[start Supplied data]

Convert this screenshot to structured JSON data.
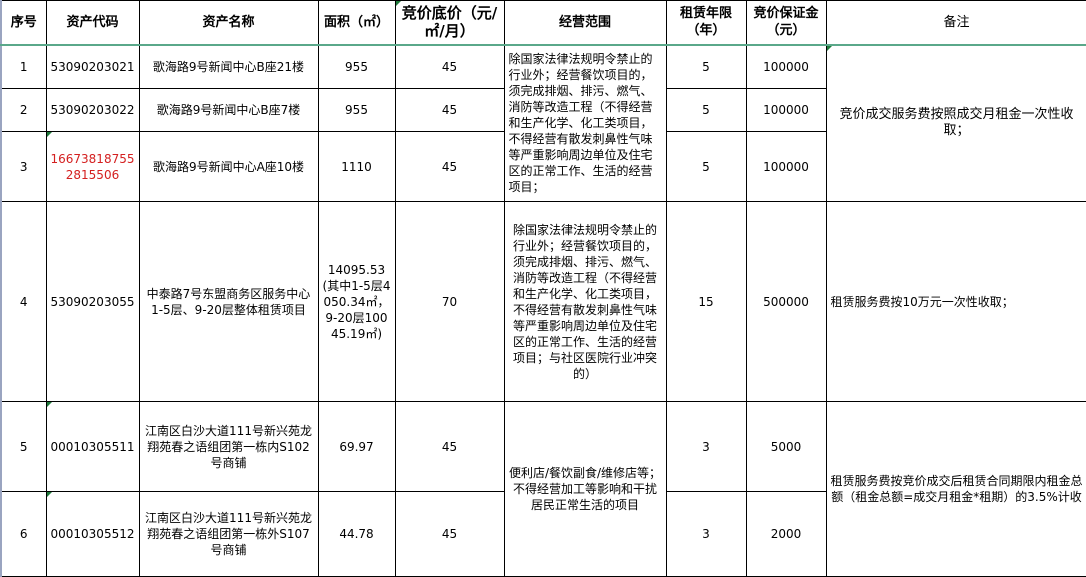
{
  "headers": [
    "序号",
    "资产代码",
    "资产名称",
    "面积（㎡）",
    "竞价底价（元/㎡/月）",
    "经营范围",
    "租赁年限（年）",
    "竞价保证金（元）",
    "备注"
  ],
  "rows": [
    {
      "no": "1",
      "code": "53090203021",
      "name": "歌海路9号新闻中心B座21楼",
      "area": "955",
      "price": "45",
      "term": "5",
      "deposit": "100000"
    },
    {
      "no": "2",
      "code": "53090203022",
      "name": "歌海路9号新闻中心B座7楼",
      "area": "955",
      "price": "45",
      "term": "5",
      "deposit": "100000"
    },
    {
      "no": "3",
      "code": "166738187552815506",
      "name": "歌海路9号新闻中心A座10楼",
      "area": "1110",
      "price": "45",
      "term": "5",
      "deposit": "100000"
    },
    {
      "no": "4",
      "code": "53090203055",
      "name": "中泰路7号东盟商务区服务中心1-5层、9-20层整体租赁项目",
      "area": "14095.53(其中1-5层4050.34㎡，9-20层10045.19㎡)",
      "price": "70",
      "term": "15",
      "deposit": "500000"
    },
    {
      "no": "5",
      "code": "00010305511",
      "name": "江南区白沙大道111号新兴苑龙翔苑春之语组团第一栋内S102号商铺",
      "area": "69.97",
      "price": "45",
      "term": "3",
      "deposit": "5000"
    },
    {
      "no": "6",
      "code": "00010305512",
      "name": "江南区白沙大道111号新兴苑龙翔苑春之语组团第一栋外S107号商铺",
      "area": "44.78",
      "price": "45",
      "term": "3",
      "deposit": "2000"
    }
  ],
  "scope": {
    "group1": "除国家法律法规明令禁止的行业外；经营餐饮项目的，须完成排烟、排污、燃气、消防等改造工程（不得经营和生产化学、化工类项目，不得经营有散发刺鼻性气味等严重影响周边单位及住宅区的正常工作、生活的经营项目；",
    "group2": "除国家法律法规明令禁止的行业外；经营餐饮项目的，须完成排烟、排污、燃气、消防等改造工程（不得经营和生产化学、化工类项目，不得经营有散发刺鼻性气味等严重影响周边单位及住宅区的正常工作、生活的经营项目；与社区医院行业冲突的）",
    "group3": "便利店/餐饮副食/维修店等；不得经营加工等影响和干扰居民正常生活的项目"
  },
  "remarks": {
    "group1": "竞价成交服务费按照成交月租金一次性收取；",
    "group2": "租赁服务费按10万元一次性收取；",
    "group3": "租赁服务费按竞价成交后租赁合同期限内租金总额（租金总额=成交月租金*租期）的3.5%计收"
  },
  "colors": {
    "header_rule": "#5aa88a",
    "red_code": "#d42020",
    "comment_marker": "#1e7a3a"
  }
}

[end Supplied data]

» Work to complete
Copy out every line that includes the word "化工类项目".

» Complete response
    "group1": "除国家法律法规明令禁止的行业外；经营餐饮项目的，须完成排烟、排污、燃气、消防等改造工程（不得经营和生产化学、化工类项目，不得经营有散发刺鼻性气味等严重影响周边单位及住宅区的正常工作、生活的经营项目；",
    "group2": "除国家法律法规明令禁止的行业外；经营餐饮项目的，须完成排烟、排污、燃气、消防等改造工程（不得经营和生产化学、化工类项目，不得经营有散发刺鼻性气味等严重影响周边单位及住宅区的正常工作、生活的经营项目；与社区医院行业冲突的）",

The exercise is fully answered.